PAGE:
Prof Parsons explains that, domestically, the SARB expects 2020 to show a slightly better gross domestic product (GDP) growth outcome of -8% instead of its previous forecast of -8,2%. Improved growth forecasts are given for 2021 and 2022.
“The MPC nonetheless believes it will take a long time for output in South Africa to return to prepandemic levels. The economic evidence reflected in the latest SARB statement also confirms that the upside risks to inflation are much lower than the downside risks to growth. This is why a strong minority on the MPC supported another 25 basis-point cut in the repo rate at this meeting.”
He says that, looking ahead on the MPC’s decision-making processes, two matters should be raised:
* SARB Governor Kganyago’s assurance in reply to a question that efforts were being made to bring the MPC up to its full strength of seven members is welcome and necessary. This would make for more optimal decision-making by the MPC given the importance of the monetary policy matters being addressed by it.
* It must be emphasised that, as the MPC has also mentioned, the Quarterly Projection Model used by the committee is no substitute for human judgement. This is even more so in the current extraordinary economic circumstances in which most economies, including South Africa, find themselves. Although the SARB acted quickly in cutting rates initially this year, central banks have had to show continued flexibility in monetary policy in order not to find themselves “behind the curve” as events have unfolded.

DATA EXCERPTS:
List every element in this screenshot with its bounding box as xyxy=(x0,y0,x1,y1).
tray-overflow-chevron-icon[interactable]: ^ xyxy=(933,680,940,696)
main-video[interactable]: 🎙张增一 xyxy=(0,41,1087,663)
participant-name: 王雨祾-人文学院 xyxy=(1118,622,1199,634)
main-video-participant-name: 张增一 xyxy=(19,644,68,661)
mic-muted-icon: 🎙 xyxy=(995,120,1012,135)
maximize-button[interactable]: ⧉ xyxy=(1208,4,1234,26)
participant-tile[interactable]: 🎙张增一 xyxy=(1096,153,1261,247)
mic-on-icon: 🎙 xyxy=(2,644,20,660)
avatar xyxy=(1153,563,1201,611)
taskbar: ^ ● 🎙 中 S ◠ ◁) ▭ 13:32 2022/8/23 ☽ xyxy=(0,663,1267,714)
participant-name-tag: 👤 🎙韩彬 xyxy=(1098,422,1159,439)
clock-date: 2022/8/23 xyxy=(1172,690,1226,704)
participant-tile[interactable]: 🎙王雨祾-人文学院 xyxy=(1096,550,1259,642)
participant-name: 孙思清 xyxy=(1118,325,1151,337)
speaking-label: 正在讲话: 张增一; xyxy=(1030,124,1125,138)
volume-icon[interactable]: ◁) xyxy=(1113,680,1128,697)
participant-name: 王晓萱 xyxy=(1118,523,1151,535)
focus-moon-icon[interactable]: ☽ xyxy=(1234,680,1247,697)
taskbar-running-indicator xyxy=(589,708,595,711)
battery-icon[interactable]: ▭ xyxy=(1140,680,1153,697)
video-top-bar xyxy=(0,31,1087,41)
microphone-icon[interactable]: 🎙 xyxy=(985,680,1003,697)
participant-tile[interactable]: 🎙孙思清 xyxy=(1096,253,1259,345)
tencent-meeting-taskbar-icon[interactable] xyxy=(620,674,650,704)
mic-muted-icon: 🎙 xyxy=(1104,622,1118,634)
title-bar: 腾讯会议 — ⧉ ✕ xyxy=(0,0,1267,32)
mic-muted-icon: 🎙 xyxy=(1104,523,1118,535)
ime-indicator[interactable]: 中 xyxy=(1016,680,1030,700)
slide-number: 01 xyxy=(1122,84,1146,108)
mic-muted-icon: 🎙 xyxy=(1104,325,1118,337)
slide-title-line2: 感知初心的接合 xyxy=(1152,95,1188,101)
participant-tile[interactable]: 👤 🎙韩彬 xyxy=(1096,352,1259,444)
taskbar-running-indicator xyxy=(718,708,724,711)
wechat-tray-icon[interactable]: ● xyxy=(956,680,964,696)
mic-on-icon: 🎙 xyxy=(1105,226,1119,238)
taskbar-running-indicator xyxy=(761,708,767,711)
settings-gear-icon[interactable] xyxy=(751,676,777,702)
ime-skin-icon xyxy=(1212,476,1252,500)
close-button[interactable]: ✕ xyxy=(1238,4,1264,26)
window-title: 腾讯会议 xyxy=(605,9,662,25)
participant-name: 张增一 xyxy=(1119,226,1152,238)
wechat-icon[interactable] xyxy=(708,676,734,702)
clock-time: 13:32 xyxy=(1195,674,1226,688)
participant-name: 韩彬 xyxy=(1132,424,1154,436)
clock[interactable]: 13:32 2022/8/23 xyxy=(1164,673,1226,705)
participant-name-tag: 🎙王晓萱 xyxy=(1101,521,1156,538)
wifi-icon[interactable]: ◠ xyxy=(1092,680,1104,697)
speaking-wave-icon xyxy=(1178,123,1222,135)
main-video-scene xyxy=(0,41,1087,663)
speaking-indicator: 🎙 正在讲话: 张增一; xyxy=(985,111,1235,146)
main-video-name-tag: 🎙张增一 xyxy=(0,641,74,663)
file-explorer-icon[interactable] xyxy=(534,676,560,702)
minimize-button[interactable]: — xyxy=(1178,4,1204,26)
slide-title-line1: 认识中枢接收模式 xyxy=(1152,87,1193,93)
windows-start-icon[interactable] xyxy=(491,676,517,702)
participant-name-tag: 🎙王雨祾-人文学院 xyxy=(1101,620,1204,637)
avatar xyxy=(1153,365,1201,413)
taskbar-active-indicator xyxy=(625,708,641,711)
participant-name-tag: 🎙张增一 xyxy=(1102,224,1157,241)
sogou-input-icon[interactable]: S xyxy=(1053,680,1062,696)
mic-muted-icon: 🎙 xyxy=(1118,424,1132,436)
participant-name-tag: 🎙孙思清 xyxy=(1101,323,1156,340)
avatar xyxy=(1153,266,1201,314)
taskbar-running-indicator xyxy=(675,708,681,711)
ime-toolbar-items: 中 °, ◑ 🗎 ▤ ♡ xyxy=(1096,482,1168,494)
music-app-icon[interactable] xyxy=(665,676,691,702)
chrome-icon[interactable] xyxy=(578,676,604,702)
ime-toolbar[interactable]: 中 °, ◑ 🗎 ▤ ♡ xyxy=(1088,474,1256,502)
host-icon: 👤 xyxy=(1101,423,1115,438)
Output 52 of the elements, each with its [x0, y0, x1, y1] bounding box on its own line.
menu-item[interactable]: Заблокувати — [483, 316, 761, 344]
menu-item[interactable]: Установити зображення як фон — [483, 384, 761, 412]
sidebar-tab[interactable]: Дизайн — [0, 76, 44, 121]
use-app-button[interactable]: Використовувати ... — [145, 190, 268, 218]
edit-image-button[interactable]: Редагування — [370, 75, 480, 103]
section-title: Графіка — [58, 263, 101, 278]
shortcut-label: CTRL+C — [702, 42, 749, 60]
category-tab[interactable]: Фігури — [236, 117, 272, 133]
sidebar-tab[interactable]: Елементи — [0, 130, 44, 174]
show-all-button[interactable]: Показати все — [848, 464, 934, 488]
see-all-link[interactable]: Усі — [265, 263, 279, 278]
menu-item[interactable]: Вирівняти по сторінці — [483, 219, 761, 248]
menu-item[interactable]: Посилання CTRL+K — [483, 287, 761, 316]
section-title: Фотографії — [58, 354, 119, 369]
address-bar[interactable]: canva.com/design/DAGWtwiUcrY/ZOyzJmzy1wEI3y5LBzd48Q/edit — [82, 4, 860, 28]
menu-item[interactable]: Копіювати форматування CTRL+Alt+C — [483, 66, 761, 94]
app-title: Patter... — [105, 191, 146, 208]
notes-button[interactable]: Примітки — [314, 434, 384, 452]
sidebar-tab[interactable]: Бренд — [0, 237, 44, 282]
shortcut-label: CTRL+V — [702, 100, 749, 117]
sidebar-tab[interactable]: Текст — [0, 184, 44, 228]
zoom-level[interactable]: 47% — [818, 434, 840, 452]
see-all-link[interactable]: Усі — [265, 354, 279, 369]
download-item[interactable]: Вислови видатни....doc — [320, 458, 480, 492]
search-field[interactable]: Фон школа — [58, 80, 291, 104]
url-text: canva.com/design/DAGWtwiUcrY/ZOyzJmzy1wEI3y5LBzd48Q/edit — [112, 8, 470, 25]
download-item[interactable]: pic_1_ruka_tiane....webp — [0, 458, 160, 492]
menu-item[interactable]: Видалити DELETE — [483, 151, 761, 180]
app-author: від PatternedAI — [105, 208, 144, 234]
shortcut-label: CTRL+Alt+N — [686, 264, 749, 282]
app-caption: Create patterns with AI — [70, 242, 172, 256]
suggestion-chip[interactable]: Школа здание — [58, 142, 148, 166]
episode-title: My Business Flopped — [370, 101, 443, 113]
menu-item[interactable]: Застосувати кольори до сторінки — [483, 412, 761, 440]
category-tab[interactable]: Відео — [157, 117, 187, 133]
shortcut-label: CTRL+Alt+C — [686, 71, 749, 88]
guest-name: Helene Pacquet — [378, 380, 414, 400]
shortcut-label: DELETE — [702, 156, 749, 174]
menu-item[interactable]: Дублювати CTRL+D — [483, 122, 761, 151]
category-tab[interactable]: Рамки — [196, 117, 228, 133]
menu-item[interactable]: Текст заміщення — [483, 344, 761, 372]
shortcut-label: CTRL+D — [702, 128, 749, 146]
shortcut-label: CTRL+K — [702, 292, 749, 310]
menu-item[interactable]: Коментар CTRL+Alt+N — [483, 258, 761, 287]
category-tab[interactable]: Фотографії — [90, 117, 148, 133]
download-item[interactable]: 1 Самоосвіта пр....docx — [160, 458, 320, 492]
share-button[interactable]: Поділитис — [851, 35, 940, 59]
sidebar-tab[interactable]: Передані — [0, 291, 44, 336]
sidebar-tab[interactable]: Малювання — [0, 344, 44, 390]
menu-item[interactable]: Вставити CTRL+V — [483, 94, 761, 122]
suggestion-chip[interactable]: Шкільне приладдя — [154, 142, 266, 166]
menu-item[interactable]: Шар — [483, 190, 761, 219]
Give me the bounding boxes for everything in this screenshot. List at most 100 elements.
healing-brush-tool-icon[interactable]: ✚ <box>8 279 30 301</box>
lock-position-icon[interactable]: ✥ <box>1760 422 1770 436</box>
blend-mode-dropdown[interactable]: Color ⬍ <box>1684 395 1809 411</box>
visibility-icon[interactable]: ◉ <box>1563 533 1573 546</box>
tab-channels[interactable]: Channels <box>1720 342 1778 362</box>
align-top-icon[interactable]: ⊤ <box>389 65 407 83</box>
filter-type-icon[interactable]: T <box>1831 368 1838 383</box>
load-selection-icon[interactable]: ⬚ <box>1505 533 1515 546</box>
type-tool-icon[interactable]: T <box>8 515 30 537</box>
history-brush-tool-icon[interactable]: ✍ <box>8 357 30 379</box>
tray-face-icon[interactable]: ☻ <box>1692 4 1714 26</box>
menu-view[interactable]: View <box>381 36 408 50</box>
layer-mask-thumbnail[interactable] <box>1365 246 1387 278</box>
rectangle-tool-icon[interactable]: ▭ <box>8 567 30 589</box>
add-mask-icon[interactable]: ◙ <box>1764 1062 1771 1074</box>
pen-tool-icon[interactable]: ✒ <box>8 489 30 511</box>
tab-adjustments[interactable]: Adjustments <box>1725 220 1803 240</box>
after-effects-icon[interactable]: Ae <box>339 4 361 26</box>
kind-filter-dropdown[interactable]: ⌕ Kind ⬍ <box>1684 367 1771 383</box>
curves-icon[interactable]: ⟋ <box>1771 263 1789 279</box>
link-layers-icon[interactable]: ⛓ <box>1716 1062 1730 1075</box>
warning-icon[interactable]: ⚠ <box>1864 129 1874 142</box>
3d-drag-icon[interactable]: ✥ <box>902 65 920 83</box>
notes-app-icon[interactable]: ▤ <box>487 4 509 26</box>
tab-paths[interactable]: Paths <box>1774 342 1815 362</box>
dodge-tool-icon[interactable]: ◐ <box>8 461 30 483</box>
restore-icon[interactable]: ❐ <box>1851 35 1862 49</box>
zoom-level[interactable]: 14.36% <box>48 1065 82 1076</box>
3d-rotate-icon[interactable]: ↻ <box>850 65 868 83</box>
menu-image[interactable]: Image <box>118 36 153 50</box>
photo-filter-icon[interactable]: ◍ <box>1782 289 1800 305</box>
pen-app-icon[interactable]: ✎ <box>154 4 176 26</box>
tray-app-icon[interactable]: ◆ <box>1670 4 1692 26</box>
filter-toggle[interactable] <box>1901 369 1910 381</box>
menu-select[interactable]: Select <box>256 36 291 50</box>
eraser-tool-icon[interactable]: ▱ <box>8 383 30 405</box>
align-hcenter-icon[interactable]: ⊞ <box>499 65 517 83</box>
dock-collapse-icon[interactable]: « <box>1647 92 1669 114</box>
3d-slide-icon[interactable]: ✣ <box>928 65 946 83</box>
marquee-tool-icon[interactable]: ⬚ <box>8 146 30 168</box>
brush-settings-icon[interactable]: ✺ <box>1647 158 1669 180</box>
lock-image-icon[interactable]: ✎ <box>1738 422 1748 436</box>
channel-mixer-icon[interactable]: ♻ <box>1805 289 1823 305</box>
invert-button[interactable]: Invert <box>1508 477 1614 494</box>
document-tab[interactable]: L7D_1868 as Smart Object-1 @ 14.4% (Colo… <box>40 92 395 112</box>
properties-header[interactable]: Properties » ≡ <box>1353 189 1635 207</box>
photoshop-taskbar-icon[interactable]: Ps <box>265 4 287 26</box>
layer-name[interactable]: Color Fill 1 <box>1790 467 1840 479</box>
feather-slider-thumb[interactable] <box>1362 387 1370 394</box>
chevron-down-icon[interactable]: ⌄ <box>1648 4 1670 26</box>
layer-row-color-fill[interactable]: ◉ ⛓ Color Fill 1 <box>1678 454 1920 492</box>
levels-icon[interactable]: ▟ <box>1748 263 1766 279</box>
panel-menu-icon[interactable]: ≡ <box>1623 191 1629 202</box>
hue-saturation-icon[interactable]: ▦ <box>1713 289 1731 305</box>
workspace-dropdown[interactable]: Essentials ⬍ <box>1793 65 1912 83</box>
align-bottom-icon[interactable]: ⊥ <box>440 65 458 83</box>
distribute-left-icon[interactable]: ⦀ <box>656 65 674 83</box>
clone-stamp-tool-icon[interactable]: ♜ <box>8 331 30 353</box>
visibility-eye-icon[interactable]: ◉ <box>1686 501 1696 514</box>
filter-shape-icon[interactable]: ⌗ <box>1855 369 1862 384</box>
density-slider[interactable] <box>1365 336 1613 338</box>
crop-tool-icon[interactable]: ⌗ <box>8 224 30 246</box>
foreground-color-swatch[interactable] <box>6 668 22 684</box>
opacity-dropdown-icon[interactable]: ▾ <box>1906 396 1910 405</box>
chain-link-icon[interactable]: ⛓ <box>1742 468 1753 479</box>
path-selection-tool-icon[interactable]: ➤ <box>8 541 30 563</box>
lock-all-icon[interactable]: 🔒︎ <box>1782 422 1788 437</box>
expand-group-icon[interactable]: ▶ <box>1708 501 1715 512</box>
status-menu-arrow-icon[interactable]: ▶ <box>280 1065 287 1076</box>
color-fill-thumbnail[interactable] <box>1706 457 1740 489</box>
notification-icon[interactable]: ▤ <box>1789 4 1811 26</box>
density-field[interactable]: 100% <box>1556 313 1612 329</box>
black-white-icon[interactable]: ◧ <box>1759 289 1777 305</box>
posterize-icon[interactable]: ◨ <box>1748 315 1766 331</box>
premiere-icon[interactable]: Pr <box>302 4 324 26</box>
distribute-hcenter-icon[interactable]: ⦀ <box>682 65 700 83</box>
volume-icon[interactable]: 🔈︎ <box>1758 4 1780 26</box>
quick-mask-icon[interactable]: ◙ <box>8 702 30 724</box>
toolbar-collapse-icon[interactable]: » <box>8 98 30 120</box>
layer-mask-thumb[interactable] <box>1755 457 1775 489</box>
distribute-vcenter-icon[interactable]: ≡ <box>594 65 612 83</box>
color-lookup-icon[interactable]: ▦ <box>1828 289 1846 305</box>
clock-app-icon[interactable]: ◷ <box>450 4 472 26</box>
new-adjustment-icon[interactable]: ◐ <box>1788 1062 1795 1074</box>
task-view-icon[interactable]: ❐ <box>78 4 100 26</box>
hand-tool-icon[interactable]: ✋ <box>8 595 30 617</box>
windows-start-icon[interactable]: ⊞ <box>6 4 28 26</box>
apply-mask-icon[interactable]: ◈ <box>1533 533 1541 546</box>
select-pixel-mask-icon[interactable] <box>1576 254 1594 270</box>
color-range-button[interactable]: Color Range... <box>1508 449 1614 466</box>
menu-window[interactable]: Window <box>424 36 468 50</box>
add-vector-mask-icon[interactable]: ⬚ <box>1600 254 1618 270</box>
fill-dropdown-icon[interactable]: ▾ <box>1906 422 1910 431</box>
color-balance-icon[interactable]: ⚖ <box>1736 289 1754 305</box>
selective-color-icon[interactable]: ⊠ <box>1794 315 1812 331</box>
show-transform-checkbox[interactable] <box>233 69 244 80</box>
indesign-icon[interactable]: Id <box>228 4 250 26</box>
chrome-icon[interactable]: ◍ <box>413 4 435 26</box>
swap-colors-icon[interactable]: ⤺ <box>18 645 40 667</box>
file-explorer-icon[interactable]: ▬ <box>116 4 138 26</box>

GOAL OF THE EXERCISE:
According to the text on South African monetary policy, how many members make up the MPC's full strength?

THE ANSWER:
Seven members.